## DESCRIPTION OF THE TASK
Copy out all the entries exactly.

## PROVIDED DATA
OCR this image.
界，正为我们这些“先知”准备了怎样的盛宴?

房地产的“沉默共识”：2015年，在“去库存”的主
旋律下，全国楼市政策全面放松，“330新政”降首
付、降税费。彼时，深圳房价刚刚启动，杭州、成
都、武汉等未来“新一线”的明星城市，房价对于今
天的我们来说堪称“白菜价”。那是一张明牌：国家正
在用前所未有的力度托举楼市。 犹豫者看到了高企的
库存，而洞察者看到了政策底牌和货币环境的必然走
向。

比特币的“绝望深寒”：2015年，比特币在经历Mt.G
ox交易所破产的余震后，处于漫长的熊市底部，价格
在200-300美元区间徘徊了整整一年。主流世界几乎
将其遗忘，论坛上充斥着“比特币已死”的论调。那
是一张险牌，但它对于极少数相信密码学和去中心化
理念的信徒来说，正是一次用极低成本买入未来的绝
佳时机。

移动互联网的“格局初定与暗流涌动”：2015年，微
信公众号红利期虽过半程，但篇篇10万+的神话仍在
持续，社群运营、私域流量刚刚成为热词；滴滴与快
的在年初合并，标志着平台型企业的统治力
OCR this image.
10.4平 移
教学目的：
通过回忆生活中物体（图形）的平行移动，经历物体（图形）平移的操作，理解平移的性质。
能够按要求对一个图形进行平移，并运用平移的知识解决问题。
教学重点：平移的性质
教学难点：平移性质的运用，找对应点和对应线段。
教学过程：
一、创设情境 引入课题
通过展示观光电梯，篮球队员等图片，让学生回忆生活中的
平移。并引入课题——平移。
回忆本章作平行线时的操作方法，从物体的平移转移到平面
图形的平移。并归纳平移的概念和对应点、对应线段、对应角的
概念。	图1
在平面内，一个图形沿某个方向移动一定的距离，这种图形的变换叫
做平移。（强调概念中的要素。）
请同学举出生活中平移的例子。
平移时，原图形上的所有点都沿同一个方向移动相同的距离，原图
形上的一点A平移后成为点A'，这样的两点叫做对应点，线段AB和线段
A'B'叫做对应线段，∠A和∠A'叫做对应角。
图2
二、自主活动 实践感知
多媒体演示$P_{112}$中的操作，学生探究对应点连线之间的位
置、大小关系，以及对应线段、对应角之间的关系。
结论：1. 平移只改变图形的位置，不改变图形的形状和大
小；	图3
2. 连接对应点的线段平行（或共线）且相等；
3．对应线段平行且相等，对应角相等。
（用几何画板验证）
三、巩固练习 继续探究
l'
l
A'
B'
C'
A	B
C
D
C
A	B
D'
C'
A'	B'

## SOLUTION
OCR this image.
界，正为我们这些“先知”准备了怎样的盛宴?

房地产的“沉默共识”：2015年，在“去库存”的主
旋律下，全国楼市政策全面放松，“330新政”降首
付、降税费。彼时，深圳房价刚刚启动，杭州、成
都、武汉等未来“新一线”的明星城市，房价对于今
天的我们来说堪称“白菜价”。那是一张明牌：国家正
在用前所未有的力度托举楼市。 犹豫者看到了高企的
库存，而洞察者看到了政策底牌和货币环境的必然走
向。

比特币的“绝望深寒”：2015年，比特币在经历Mt.G
ox交易所破产的余震后，处于漫长的熊市底部，价格
在200-300美元区间徘徊了整整一年。主流世界几乎
将其遗忘，论坛上充斥着“比特币已死”的论调。那
是一张险牌，但它对于极少数相信密码学和去中心化
理念的信徒来说，正是一次用极低成本买入未来的绝
佳时机。

移动互联网的“格局初定与暗流涌动”：2015年，微
信公众号红利期虽过半程，但篇篇10万+的神话仍在
持续，社群运营、私域流量刚刚成为热词；滴滴与快
的在年初合并，标志着平台型企业的统治力
OCR this image.
10.4平 移
教学目的：
通过回忆生活中物体（图形）的平行移动，经历物体（图形）平移的操作，理解平移的性质。
能够按要求对一个图形进行平移，并运用平移的知识解决问题。
教学重点：平移的性质
教学难点：平移性质的运用，找对应点和对应线段。
教学过程：
一、创设情境 引入课题
通过展示观光电梯，篮球队员等图片，让学生回忆生活中的
平移。并引入课题——平移。
回忆本章作平行线时的操作方法，从物体的平移转移到平面
图形的平移。并归纳平移的概念和对应点、对应线段、对应角的
概念。	图1
在平面内，一个图形沿某个方向移动一定的距离，这种图形的变换叫
做平移。（强调概念中的要素。）
请同学举出生活中平移的例子。
平移时，原图形上的所有点都沿同一个方向移动相同的距离，原图
形上的一点A平移后成为点A'，这样的两点叫做对应点，线段AB和线段
A'B'叫做对应线段，∠A和∠A'叫做对应角。
图2
二、自主活动 实践感知
多媒体演示$P_{112}$中的操作，学生探究对应点连线之间的位
置、大小关系，以及对应线段、对应角之间的关系。
结论：1. 平移只改变图形的位置，不改变图形的形状和大
小；	图3
2. 连接对应点的线段平行（或共线）且相等；
3．对应线段平行且相等，对应角相等。
（用几何画板验证）
三、巩固练习 继续探究
l'
l
A'
B'
C'
A	B
C
D
C
A	B
D'
C'
A'	B'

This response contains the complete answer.